| Problem |
Reproduce all the entries precisely.

========================================

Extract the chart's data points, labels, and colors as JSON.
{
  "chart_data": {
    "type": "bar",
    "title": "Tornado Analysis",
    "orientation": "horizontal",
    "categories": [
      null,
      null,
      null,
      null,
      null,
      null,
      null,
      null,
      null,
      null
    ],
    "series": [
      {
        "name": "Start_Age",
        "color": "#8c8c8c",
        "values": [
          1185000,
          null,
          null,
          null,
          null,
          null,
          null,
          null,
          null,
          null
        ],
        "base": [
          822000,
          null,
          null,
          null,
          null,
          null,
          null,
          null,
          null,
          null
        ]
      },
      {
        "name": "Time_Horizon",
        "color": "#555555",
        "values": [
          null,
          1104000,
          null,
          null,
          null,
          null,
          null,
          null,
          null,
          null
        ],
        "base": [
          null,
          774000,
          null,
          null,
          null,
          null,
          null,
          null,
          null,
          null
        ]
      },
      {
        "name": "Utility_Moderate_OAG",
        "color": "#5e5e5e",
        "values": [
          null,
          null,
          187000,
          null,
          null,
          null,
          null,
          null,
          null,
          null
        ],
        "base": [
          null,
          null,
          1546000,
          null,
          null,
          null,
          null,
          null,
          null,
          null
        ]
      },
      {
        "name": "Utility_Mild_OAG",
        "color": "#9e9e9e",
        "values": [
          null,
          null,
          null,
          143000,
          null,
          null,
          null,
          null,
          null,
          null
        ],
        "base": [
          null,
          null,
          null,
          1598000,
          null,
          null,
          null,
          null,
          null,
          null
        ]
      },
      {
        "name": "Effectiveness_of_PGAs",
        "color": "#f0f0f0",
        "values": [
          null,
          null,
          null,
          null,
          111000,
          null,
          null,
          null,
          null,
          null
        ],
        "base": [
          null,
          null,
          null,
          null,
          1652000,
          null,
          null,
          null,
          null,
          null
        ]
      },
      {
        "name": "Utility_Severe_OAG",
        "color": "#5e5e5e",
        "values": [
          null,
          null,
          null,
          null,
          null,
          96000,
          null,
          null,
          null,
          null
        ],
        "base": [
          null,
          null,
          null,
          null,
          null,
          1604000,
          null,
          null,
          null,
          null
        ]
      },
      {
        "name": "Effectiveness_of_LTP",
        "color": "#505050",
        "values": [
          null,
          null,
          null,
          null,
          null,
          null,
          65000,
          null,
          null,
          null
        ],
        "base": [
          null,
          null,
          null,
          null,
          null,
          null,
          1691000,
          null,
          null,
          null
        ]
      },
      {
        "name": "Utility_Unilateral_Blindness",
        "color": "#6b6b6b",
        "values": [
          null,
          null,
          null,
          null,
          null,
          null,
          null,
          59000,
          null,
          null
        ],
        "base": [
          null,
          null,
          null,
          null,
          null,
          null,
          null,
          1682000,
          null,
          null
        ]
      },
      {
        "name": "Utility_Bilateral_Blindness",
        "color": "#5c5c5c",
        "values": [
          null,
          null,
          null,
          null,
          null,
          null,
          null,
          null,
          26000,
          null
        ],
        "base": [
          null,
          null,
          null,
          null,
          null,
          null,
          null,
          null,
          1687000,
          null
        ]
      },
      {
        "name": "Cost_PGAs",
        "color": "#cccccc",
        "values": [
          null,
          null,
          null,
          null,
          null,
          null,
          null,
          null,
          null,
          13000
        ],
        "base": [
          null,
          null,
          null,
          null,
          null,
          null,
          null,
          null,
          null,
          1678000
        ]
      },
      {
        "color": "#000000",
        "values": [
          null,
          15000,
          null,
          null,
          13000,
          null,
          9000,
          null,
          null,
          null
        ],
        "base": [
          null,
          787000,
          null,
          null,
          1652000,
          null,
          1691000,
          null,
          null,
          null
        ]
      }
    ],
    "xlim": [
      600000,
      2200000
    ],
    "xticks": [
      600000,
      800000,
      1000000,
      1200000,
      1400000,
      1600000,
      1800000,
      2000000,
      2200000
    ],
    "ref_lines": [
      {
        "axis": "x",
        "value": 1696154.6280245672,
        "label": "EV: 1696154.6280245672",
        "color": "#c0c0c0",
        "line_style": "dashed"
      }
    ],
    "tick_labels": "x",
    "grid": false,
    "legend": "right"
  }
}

========================================

| Task solution |
Extract the chart's data points, labels, and colors as JSON.
{
  "chart_data": {
    "type": "bar",
    "title": "Tornado Analysis",
    "orientation": "horizontal",
    "categories": [
      null,
      null,
      null,
      null,
      null,
      null,
      null,
      null,
      null,
      null
    ],
    "series": [
      {
        "name": "Start_Age",
        "color": "#8c8c8c",
        "values": [
          1185000,
          null,
          null,
          null,
          null,
          null,
          null,
          null,
          null,
          null
        ],
        "base": [
          822000,
          null,
          null,
          null,
          null,
          null,
          null,
          null,
          null,
          null
        ]
      },
      {
        "name": "Time_Horizon",
        "color": "#555555",
        "values": [
          null,
          1104000,
          null,
          null,
          null,
          null,
          null,
          null,
          null,
          null
        ],
        "base": [
          null,
          774000,
          null,
          null,
          null,
          null,
          null,
          null,
          null,
          null
        ]
      },
      {
        "name": "Utility_Moderate_OAG",
        "color": "#5e5e5e",
        "values": [
          null,
          null,
          187000,
          null,
          null,
          null,
          null,
          null,
          null,
          null
        ],
        "base": [
          null,
          null,
          1546000,
          null,
          null,
          null,
          null,
          null,
          null,
          null
        ]
      },
      {
        "name": "Utility_Mild_OAG",
        "color": "#9e9e9e",
        "values": [
          null,
          null,
          null,
          143000,
          null,
          null,
          null,
          null,
          null,
          null
        ],
        "base": [
          null,
          null,
          null,
          1598000,
          null,
          null,
          null,
          null,
          null,
          null
        ]
      },
      {
        "name": "Effectiveness_of_PGAs",
        "color": "#f0f0f0",
        "values": [
          null,
          null,
          null,
          null,
          111000,
          null,
          null,
          null,
          null,
          null
        ],
        "base": [
          null,
          null,
          null,
          null,
          1652000,
          null,
          null,
          null,
          null,
          null
        ]
      },
      {
        "name": "Utility_Severe_OAG",
        "color": "#5e5e5e",
        "values": [
          null,
          null,
          null,
          null,
          null,
          96000,
          null,
          null,
          null,
          null
        ],
        "base": [
          null,
          null,
          null,
          null,
          null,
          1604000,
          null,
          null,
          null,
          null
        ]
      },
      {
        "name": "Effectiveness_of_LTP",
        "color": "#505050",
        "values": [
          null,
          null,
          null,
          null,
          null,
          null,
          65000,
          null,
          null,
          null
        ],
        "base": [
          null,
          null,
          null,
          null,
          null,
          null,
          1691000,
          null,
          null,
          null
        ]
      },
      {
        "name": "Utility_Unilateral_Blindness",
        "color": "#6b6b6b",
        "values": [
          null,
          null,
          null,
          null,
          null,
          null,
          null,
          59000,
          null,
          null
        ],
        "base": [
          null,
          null,
          null,
          null,
          null,
          null,
          null,
          1682000,
          null,
          null
        ]
      },
      {
        "name": "Utility_Bilateral_Blindness",
        "color": "#5c5c5c",
        "values": [
          null,
          null,
          null,
          null,
          null,
          null,
          null,
          null,
          26000,
          null
        ],
        "base": [
          null,
          null,
          null,
          null,
          null,
          null,
          null,
          null,
          1687000,
          null
        ]
      },
      {
        "name": "Cost_PGAs",
        "color": "#cccccc",
        "values": [
          null,
          null,
          null,
          null,
          null,
          null,
          null,
          null,
          null,
          13000
        ],
        "base": [
          null,
          null,
          null,
          null,
          null,
          null,
          null,
          null,
          null,
          1678000
        ]
      },
      {
        "color": "#000000",
        "values": [
          null,
          15000,
          null,
          null,
          13000,
          null,
          9000,
          null,
          null,
          null
        ],
        "base": [
          null,
          787000,
          null,
          null,
          1652000,
          null,
          1691000,
          null,
          null,
          null
        ]
      }
    ],
    "xlim": [
      600000,
      2200000
    ],
    "xticks": [
      600000,
      800000,
      1000000,
      1200000,
      1400000,
      1600000,
      1800000,
      2000000,
      2200000
    ],
    "ref_lines": [
      {
        "axis": "x",
        "value": 1696154.6280245672,
        "label": "EV: 1696154.6280245672",
        "color": "#c0c0c0",
        "line_style": "dashed"
      }
    ],
    "tick_labels": "x",
    "grid": false,
    "legend": "right"
  }
}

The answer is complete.